The request -
Copy the whole listing below word for word, leaving out the pictures.

Extracted material -
------------------------------------------------------------
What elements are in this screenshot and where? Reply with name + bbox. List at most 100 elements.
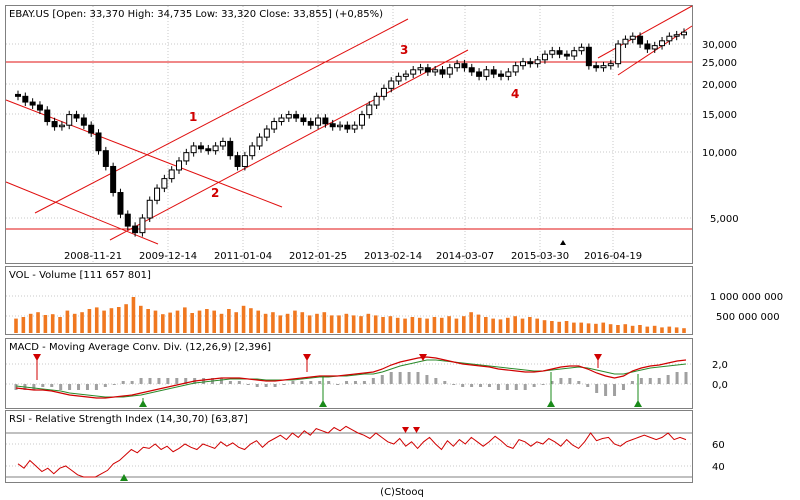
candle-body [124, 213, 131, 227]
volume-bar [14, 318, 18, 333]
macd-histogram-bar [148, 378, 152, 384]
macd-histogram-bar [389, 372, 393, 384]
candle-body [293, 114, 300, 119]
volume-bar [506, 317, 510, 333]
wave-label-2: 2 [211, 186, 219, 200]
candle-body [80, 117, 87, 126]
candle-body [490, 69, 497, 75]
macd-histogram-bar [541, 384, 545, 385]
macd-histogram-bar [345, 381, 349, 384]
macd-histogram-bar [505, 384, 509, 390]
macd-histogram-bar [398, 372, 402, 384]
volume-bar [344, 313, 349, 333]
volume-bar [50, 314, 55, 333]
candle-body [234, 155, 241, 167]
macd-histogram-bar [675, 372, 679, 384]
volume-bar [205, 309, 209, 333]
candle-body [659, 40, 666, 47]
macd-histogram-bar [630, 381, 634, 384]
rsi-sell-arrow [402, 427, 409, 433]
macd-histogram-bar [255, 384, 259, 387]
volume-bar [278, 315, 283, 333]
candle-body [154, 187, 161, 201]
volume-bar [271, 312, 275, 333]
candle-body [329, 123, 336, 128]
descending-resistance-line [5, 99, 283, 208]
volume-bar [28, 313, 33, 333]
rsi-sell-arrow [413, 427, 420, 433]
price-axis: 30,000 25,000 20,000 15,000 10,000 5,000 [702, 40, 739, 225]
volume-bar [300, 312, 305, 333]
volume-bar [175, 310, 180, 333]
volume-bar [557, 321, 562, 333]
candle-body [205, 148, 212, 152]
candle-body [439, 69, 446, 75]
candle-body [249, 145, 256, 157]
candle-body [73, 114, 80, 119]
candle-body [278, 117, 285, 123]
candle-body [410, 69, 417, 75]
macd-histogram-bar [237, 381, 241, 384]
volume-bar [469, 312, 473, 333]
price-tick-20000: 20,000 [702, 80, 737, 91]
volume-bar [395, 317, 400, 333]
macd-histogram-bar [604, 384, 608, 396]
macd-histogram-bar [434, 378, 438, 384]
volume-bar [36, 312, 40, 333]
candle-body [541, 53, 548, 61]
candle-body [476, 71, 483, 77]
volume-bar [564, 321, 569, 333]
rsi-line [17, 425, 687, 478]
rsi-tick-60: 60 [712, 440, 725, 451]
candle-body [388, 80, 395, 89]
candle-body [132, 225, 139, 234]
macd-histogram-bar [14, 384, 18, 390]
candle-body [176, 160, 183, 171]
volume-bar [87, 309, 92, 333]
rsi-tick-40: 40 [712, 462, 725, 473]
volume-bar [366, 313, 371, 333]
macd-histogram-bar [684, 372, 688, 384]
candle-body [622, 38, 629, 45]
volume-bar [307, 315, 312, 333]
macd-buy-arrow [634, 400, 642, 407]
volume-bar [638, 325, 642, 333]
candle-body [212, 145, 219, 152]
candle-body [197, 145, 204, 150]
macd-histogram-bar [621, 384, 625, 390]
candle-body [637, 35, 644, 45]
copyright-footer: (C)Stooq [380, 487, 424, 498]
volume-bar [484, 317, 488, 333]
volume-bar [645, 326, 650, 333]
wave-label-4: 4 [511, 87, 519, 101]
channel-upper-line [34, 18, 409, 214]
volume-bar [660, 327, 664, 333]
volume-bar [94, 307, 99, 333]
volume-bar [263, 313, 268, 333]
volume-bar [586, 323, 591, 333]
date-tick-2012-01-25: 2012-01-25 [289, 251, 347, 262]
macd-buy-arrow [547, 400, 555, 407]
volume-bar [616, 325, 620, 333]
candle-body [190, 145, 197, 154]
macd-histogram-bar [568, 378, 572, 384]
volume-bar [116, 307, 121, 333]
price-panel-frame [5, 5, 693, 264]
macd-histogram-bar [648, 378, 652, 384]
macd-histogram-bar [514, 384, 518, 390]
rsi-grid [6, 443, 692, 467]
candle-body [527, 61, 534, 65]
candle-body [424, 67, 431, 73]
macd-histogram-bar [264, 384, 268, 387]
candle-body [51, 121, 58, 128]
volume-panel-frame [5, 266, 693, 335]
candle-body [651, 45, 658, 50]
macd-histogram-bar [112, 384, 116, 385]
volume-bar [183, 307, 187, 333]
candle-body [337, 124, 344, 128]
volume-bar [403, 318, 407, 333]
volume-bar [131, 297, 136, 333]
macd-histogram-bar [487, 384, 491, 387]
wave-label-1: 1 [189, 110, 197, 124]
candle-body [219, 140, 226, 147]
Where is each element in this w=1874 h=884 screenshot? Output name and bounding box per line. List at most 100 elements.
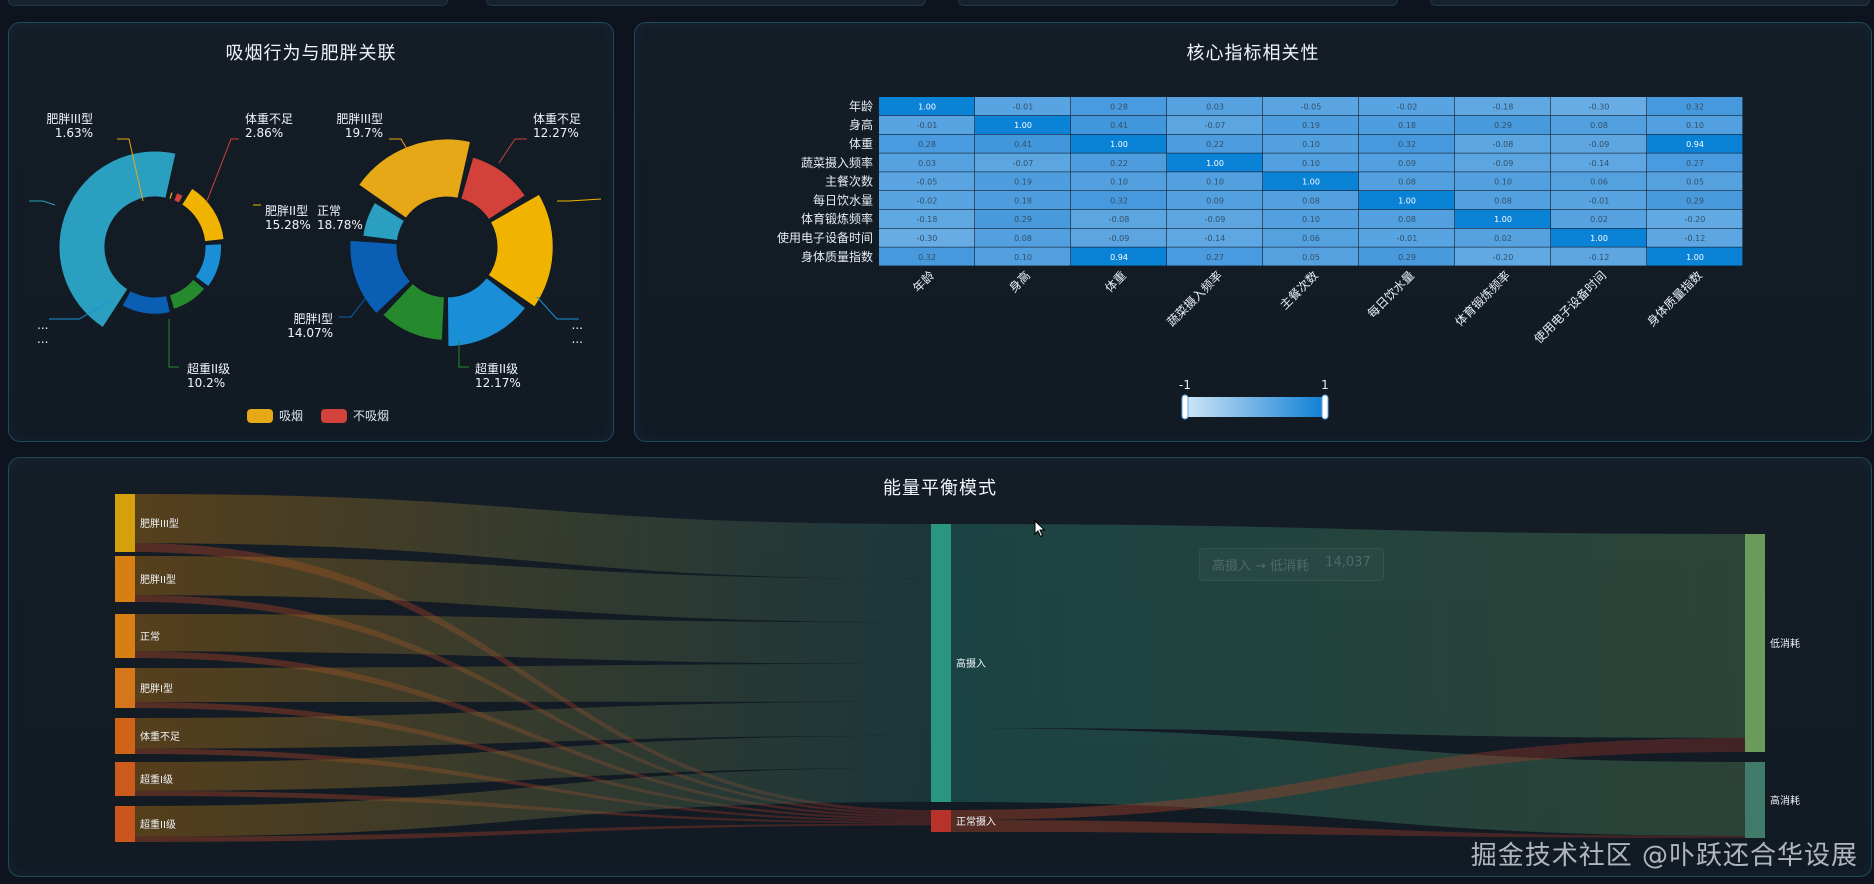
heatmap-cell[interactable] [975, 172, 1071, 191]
------------------------------------------------------------
Exercise response -
What elements are in this screenshot and where? Reply with name + bbox. List at most 100 elements.
candle-body [124, 213, 131, 227]
volume-bar [14, 318, 18, 333]
macd-histogram-bar [148, 378, 152, 384]
macd-histogram-bar [389, 372, 393, 384]
candle-body [293, 114, 300, 119]
volume-bar [506, 317, 510, 333]
wave-label-2: 2 [211, 186, 219, 200]
candle-body [80, 117, 87, 126]
candle-body [490, 69, 497, 75]
macd-histogram-bar [541, 384, 545, 385]
macd-histogram-bar [345, 381, 349, 384]
macd-histogram-bar [505, 384, 509, 390]
macd-histogram-bar [398, 372, 402, 384]
volume-bar [344, 313, 349, 333]
volume-bar [50, 314, 55, 333]
candle-body [234, 155, 241, 167]
macd-histogram-bar [675, 372, 679, 384]
volume-bar [205, 309, 209, 333]
candle-body [659, 40, 666, 47]
macd-histogram-bar [630, 381, 634, 384]
rsi-sell-arrow [402, 427, 409, 433]
macd-histogram-bar [255, 384, 259, 387]
volume-bar [278, 315, 283, 333]
candle-body [154, 187, 161, 201]
volume-bar [271, 312, 275, 333]
candle-body [329, 123, 336, 128]
descending-resistance-line [5, 99, 283, 208]
volume-bar [28, 313, 33, 333]
rsi-sell-arrow [413, 427, 420, 433]
price-axis: 30,000 25,000 20,000 15,000 10,000 5,000 [702, 40, 739, 225]
volume-bar [300, 312, 305, 333]
volume-bar [175, 310, 180, 333]
volume-bar [557, 321, 562, 333]
candle-body [205, 148, 212, 152]
candle-body [439, 69, 446, 75]
candle-body [249, 145, 256, 157]
candle-body [73, 114, 80, 119]
candle-body [278, 117, 285, 123]
candle-body [410, 69, 417, 75]
macd-histogram-bar [237, 381, 241, 384]
volume-bar [469, 312, 473, 333]
price-tick-20000: 20,000 [702, 80, 737, 91]
volume-bar [395, 317, 400, 333]
macd-histogram-bar [604, 384, 608, 396]
macd-histogram-bar [434, 378, 438, 384]
volume-bar [36, 312, 40, 333]
candle-body [541, 53, 548, 61]
candle-body [476, 71, 483, 77]
volume-bar [564, 321, 569, 333]
rsi-line [17, 425, 687, 478]
rsi-tick-60: 60 [712, 440, 725, 451]
candle-body [388, 80, 395, 89]
candle-body [132, 225, 139, 234]
macd-histogram-bar [14, 384, 18, 390]
candle-body [176, 160, 183, 171]
volume-bar [87, 309, 92, 333]
rsi-tick-40: 40 [712, 462, 725, 473]
volume-bar [366, 313, 371, 333]
macd-histogram-bar [684, 372, 688, 384]
candle-body [622, 38, 629, 45]
volume-bar [307, 315, 312, 333]
macd-buy-arrow [634, 400, 642, 407]
volume-bar [638, 325, 642, 333]
candle-body [212, 145, 219, 152]
candle-body [197, 145, 204, 150]
macd-histogram-bar [621, 384, 625, 390]
candle-body [637, 35, 644, 45]
copyright-footer: (C)Stooq [380, 487, 424, 498]
volume-bar [484, 317, 488, 333]
volume-bar [645, 326, 650, 333]
wave-label-4: 4 [511, 87, 519, 101]
channel-upper-line [34, 18, 409, 214]
volume-bar [660, 327, 664, 333]
volume-bar [94, 307, 99, 333]
volume-bar [263, 313, 268, 333]
volume-bar [586, 323, 591, 333]
date-tick-2012-01-25: 2012-01-25 [289, 251, 347, 262]
macd-buy-arrow [547, 400, 555, 407]
volume-bar [616, 325, 620, 333]
candle-body [190, 145, 197, 154]
macd-histogram-bar [568, 378, 572, 384]
volume-bar [116, 307, 121, 333]
price-panel-frame [5, 5, 693, 264]
macd-histogram-bar [648, 378, 652, 384]
macd-histogram-bar [514, 384, 518, 390]
rsi-grid [6, 443, 692, 467]
candle-body [527, 61, 534, 65]
candle-body [424, 67, 431, 73]
macd-histogram-bar [264, 384, 268, 387]
candle-body [51, 121, 58, 128]
volume-panel-frame [5, 266, 693, 335]
candle-body [651, 45, 658, 50]
macd-histogram-bar [112, 384, 116, 385]
volume-bar [183, 307, 187, 333]
candle-body [337, 124, 344, 128]
volume-bar [403, 318, 407, 333]
volume-bar [131, 297, 136, 333]
macd-histogram-bar [487, 384, 491, 387]
wave-label-1: 1 [189, 110, 197, 124]
candle-body [219, 140, 226, 147]
Where is each element in this w=1874 h=884 screenshot? Output name and bounding box per line. List at most 100 elements.
heatmap-cell[interactable] [975, 172, 1071, 191]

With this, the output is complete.